Your instructions
Make an exact copy of the entries below with the pictures removed.

Data supplied
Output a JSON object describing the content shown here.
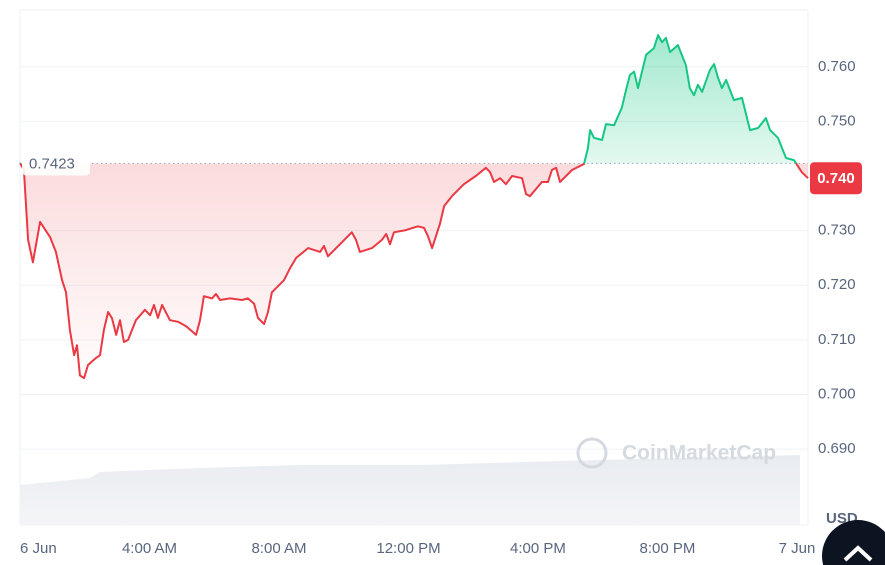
{
  "chart_data": {
    "type": "line",
    "x": [
      0,
      0.12,
      0.25,
      0.4,
      0.62,
      0.93,
      1.11,
      1.3,
      1.42,
      1.54,
      1.67,
      1.76,
      1.85,
      1.98,
      2.1,
      2.35,
      2.47,
      2.59,
      2.72,
      2.84,
      2.97,
      3.09,
      3.21,
      3.34,
      3.58,
      3.86,
      4.02,
      4.14,
      4.26,
      4.39,
      4.63,
      4.88,
      5.13,
      5.44,
      5.56,
      5.68,
      5.93,
      6.05,
      6.18,
      6.49,
      6.86,
      7.04,
      7.23,
      7.35,
      7.54,
      7.66,
      7.78,
      8.15,
      8.34,
      8.53,
      8.9,
      9.27,
      9.39,
      9.51,
      9.88,
      10.25,
      10.38,
      10.5,
      10.87,
      11.18,
      11.31,
      11.43,
      11.55,
      11.92,
      12.29,
      12.48,
      12.6,
      12.73,
      12.85,
      12.97,
      13.1,
      13.34,
      13.71,
      14.08,
      14.39,
      14.52,
      14.64,
      14.83,
      15.01,
      15.2,
      15.51,
      15.63,
      15.75,
      16.12,
      16.31,
      16.43,
      16.56,
      16.68,
      17.05,
      17.42,
      17.54,
      17.61,
      17.73,
      17.98,
      18.1,
      18.35,
      18.59,
      18.72,
      18.84,
      18.97,
      19.09,
      19.34,
      19.58,
      19.71,
      19.83,
      19.95,
      20.08,
      20.32,
      20.57,
      20.69,
      20.82,
      20.94,
      21.07,
      21.31,
      21.44,
      21.56,
      21.68,
      21.81,
      22.05,
      22.3,
      22.55,
      22.8,
      23.04,
      23.17,
      23.41,
      23.66,
      23.91,
      24.15,
      24.34
    ],
    "values": [
      0.7424,
      0.7411,
      0.7283,
      0.7242,
      0.7316,
      0.7288,
      0.7261,
      0.7209,
      0.7187,
      0.7118,
      0.7072,
      0.709,
      0.7035,
      0.703,
      0.7054,
      0.7067,
      0.7072,
      0.7118,
      0.7151,
      0.714,
      0.7109,
      0.7136,
      0.7096,
      0.71,
      0.7136,
      0.7155,
      0.7145,
      0.7164,
      0.714,
      0.7164,
      0.7136,
      0.7133,
      0.7125,
      0.7109,
      0.7136,
      0.718,
      0.7176,
      0.7184,
      0.7173,
      0.7176,
      0.7173,
      0.7176,
      0.7166,
      0.714,
      0.7129,
      0.7151,
      0.7187,
      0.7209,
      0.7231,
      0.725,
      0.7268,
      0.7261,
      0.7272,
      0.7253,
      0.7275,
      0.7297,
      0.7283,
      0.7261,
      0.7268,
      0.7283,
      0.7294,
      0.7275,
      0.7297,
      0.7301,
      0.7308,
      0.7305,
      0.729,
      0.7268,
      0.729,
      0.7312,
      0.7345,
      0.7363,
      0.7385,
      0.74,
      0.7415,
      0.7407,
      0.7389,
      0.7396,
      0.7385,
      0.74,
      0.7396,
      0.7367,
      0.7363,
      0.7389,
      0.7389,
      0.7411,
      0.7415,
      0.7389,
      0.7411,
      0.7422,
      0.7451,
      0.7484,
      0.747,
      0.7466,
      0.7495,
      0.7493,
      0.7525,
      0.7558,
      0.7585,
      0.7591,
      0.7561,
      0.7622,
      0.7634,
      0.7658,
      0.7645,
      0.7653,
      0.7627,
      0.764,
      0.7603,
      0.7561,
      0.7548,
      0.7567,
      0.7554,
      0.7594,
      0.7605,
      0.758,
      0.7561,
      0.7576,
      0.7539,
      0.7543,
      0.7484,
      0.7488,
      0.7506,
      0.7484,
      0.747,
      0.7433,
      0.7429,
      0.7407,
      0.7396
    ],
    "up_color": "#16c784",
    "down_color": "#ea3943",
    "baseline": 0.7423,
    "current_price": {
      "value": 0.7396,
      "label": "0.740"
    },
    "xlim": [
      0,
      24.34
    ],
    "xticks": [
      {
        "value": 0,
        "label": "6 Jun"
      },
      {
        "value": 4,
        "label": "4:00 AM"
      },
      {
        "value": 8,
        "label": "8:00 AM"
      },
      {
        "value": 12,
        "label": "12:00 PM"
      },
      {
        "value": 16,
        "label": "4:00 PM"
      },
      {
        "value": 20,
        "label": "8:00 PM"
      },
      {
        "value": 24,
        "label": "7 Jun"
      }
    ],
    "ylim": [
      0.6761,
      0.7704
    ],
    "yticks": [
      {
        "value": 0.69,
        "label": "0.690"
      },
      {
        "value": 0.7,
        "label": "0.700"
      },
      {
        "value": 0.71,
        "label": "0.710"
      },
      {
        "value": 0.72,
        "label": "0.720"
      },
      {
        "value": 0.73,
        "label": "0.730"
      },
      {
        "value": 0.75,
        "label": "0.750"
      },
      {
        "value": 0.76,
        "label": "0.760"
      }
    ],
    "grid": true,
    "currency": "USD",
    "watermark": "CoinMarketCap"
  }
}
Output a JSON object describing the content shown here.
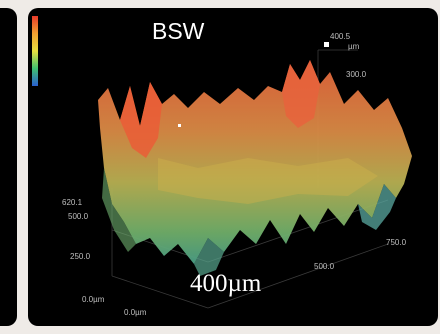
{
  "title": "BSW",
  "scale_bar_label": "400µm",
  "axis_ticks": {
    "z_top": "620.1",
    "z_500": "500.0",
    "y_250": "250.0",
    "y_500": "500.0",
    "x_750": "750.0",
    "origin_left": "0.0µm",
    "origin_bottom": "0.0µm",
    "corner": "400.5",
    "corner_unit": "µm",
    "corner_300": "300.0"
  },
  "colors": {
    "background": "#000000",
    "page": "#efebe7",
    "surface_high": "#e06a3a",
    "surface_mid": "#c9a54a",
    "surface_low": "#5aaa7a"
  },
  "legend_icon": "color-scale-bar"
}
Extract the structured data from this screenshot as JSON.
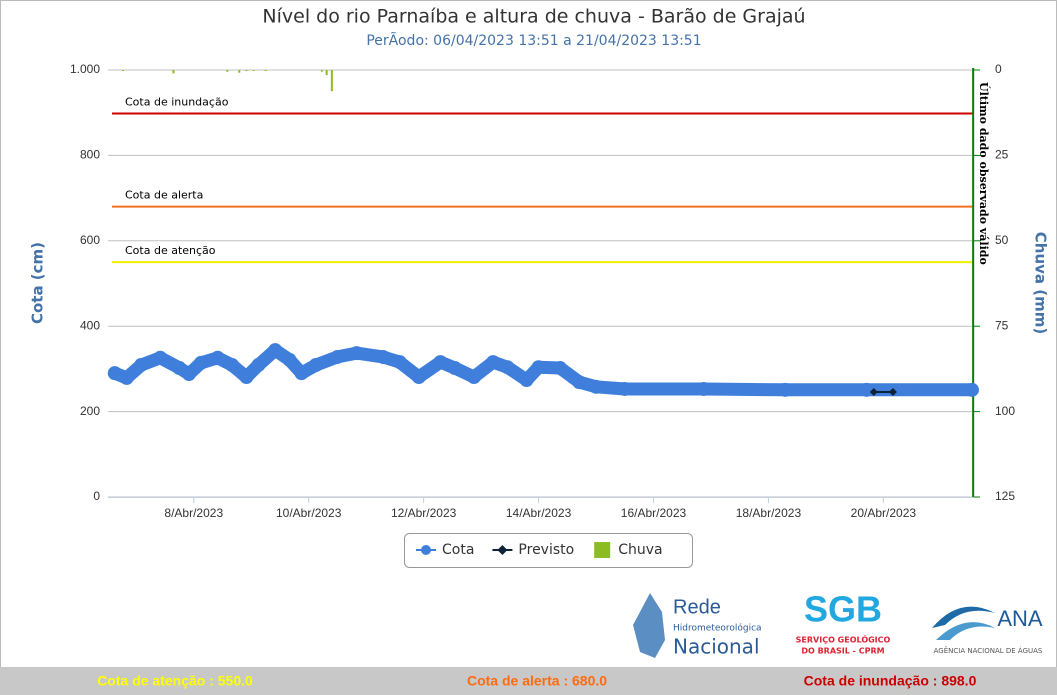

Answer
Output a JSON object describing the content shown here.
{
  "chart_data": {
    "type": "line",
    "x": [
      0,
      0.12,
      0.25,
      0.4,
      0.62,
      0.93,
      1.11,
      1.3,
      1.42,
      1.54,
      1.67,
      1.76,
      1.85,
      1.98,
      2.1,
      2.35,
      2.47,
      2.59,
      2.72,
      2.84,
      2.97,
      3.09,
      3.21,
      3.34,
      3.58,
      3.86,
      4.02,
      4.14,
      4.26,
      4.39,
      4.63,
      4.88,
      5.13,
      5.44,
      5.56,
      5.68,
      5.93,
      6.05,
      6.18,
      6.49,
      6.86,
      7.04,
      7.23,
      7.35,
      7.54,
      7.66,
      7.78,
      8.15,
      8.34,
      8.53,
      8.9,
      9.27,
      9.39,
      9.51,
      9.88,
      10.25,
      10.38,
      10.5,
      10.87,
      11.18,
      11.31,
      11.43,
      11.55,
      11.92,
      12.29,
      12.48,
      12.6,
      12.73,
      12.85,
      12.97,
      13.1,
      13.34,
      13.71,
      14.08,
      14.39,
      14.52,
      14.64,
      14.83,
      15.01,
      15.2,
      15.51,
      15.63,
      15.75,
      16.12,
      16.31,
      16.43,
      16.56,
      16.68,
      17.05,
      17.42,
      17.54,
      17.61,
      17.73,
      17.98,
      18.1,
      18.35,
      18.59,
      18.72,
      18.84,
      18.97,
      19.09,
      19.34,
      19.58,
      19.71,
      19.83,
      19.95,
      20.08,
      20.32,
      20.57,
      20.69,
      20.82,
      20.94,
      21.07,
      21.31,
      21.44,
      21.56,
      21.68,
      21.81,
      22.05,
      22.3,
      22.55,
      22.8,
      23.04,
      23.17,
      23.41,
      23.66,
      23.91,
      24.15,
      24.34
    ],
    "values": [
      0.7424,
      0.7411,
      0.7283,
      0.7242,
      0.7316,
      0.7288,
      0.7261,
      0.7209,
      0.7187,
      0.7118,
      0.7072,
      0.709,
      0.7035,
      0.703,
      0.7054,
      0.7067,
      0.7072,
      0.7118,
      0.7151,
      0.714,
      0.7109,
      0.7136,
      0.7096,
      0.71,
      0.7136,
      0.7155,
      0.7145,
      0.7164,
      0.714,
      0.7164,
      0.7136,
      0.7133,
      0.7125,
      0.7109,
      0.7136,
      0.718,
      0.7176,
      0.7184,
      0.7173,
      0.7176,
      0.7173,
      0.7176,
      0.7166,
      0.714,
      0.7129,
      0.7151,
      0.7187,
      0.7209,
      0.7231,
      0.725,
      0.7268,
      0.7261,
      0.7272,
      0.7253,
      0.7275,
      0.7297,
      0.7283,
      0.7261,
      0.7268,
      0.7283,
      0.7294,
      0.7275,
      0.7297,
      0.7301,
      0.7308,
      0.7305,
      0.729,
      0.7268,
      0.729,
      0.7312,
      0.7345,
      0.7363,
      0.7385,
      0.74,
      0.7415,
      0.7407,
      0.7389,
      0.7396,
      0.7385,
      0.74,
      0.7396,
      0.7367,
      0.7363,
      0.7389,
      0.7389,
      0.7411,
      0.7415,
      0.7389,
      0.7411,
      0.7422,
      0.7451,
      0.7484,
      0.747,
      0.7466,
      0.7495,
      0.7493,
      0.7525,
      0.7558,
      0.7585,
      0.7591,
      0.7561,
      0.7622,
      0.7634,
      0.7658,
      0.7645,
      0.7653,
      0.7627,
      0.764,
      0.7603,
      0.7561,
      0.7548,
      0.7567,
      0.7554,
      0.7594,
      0.7605,
      0.758,
      0.7561,
      0.7576,
      0.7539,
      0.7543,
      0.7484,
      0.7488,
      0.7506,
      0.7484,
      0.747,
      0.7433,
      0.7429,
      0.7407,
      0.7396
    ],
    "up_color": "#16c784",
    "down_color": "#ea3943",
    "baseline": 0.7423,
    "current_price": {
      "value": 0.7396,
      "label": "0.740"
    },
    "xlim": [
      0,
      24.34
    ],
    "xticks": [
      {
        "value": 0,
        "label": "6 Jun"
      },
      {
        "value": 4,
        "label": "4:00 AM"
      },
      {
        "value": 8,
        "label": "8:00 AM"
      },
      {
        "value": 12,
        "label": "12:00 PM"
      },
      {
        "value": 16,
        "label": "4:00 PM"
      },
      {
        "value": 20,
        "label": "8:00 PM"
      },
      {
        "value": 24,
        "label": "7 Jun"
      }
    ],
    "ylim": [
      0.6761,
      0.7704
    ],
    "yticks": [
      {
        "value": 0.69,
        "label": "0.690"
      },
      {
        "value": 0.7,
        "label": "0.700"
      },
      {
        "value": 0.71,
        "label": "0.710"
      },
      {
        "value": 0.72,
        "label": "0.720"
      },
      {
        "value": 0.73,
        "label": "0.730"
      },
      {
        "value": 0.75,
        "label": "0.750"
      },
      {
        "value": 0.76,
        "label": "0.760"
      }
    ],
    "grid": true,
    "currency": "USD",
    "watermark": "CoinMarketCap"
  }
}
Output a JSON object describing the content shown here.
{
  "title": "BSW",
  "scale_bar_label": "400µm",
  "axis_ticks": {
    "z_top": "620.1",
    "z_500": "500.0",
    "y_250": "250.0",
    "y_500": "500.0",
    "x_750": "750.0",
    "origin_left": "0.0µm",
    "origin_bottom": "0.0µm",
    "corner": "400.5",
    "corner_unit": "µm",
    "corner_300": "300.0"
  },
  "colors": {
    "background": "#000000",
    "page": "#efebe7",
    "surface_high": "#e06a3a",
    "surface_mid": "#c9a54a",
    "surface_low": "#5aaa7a"
  },
  "legend_icon": "color-scale-bar"
}
Extract the structured data from this screenshot as JSON.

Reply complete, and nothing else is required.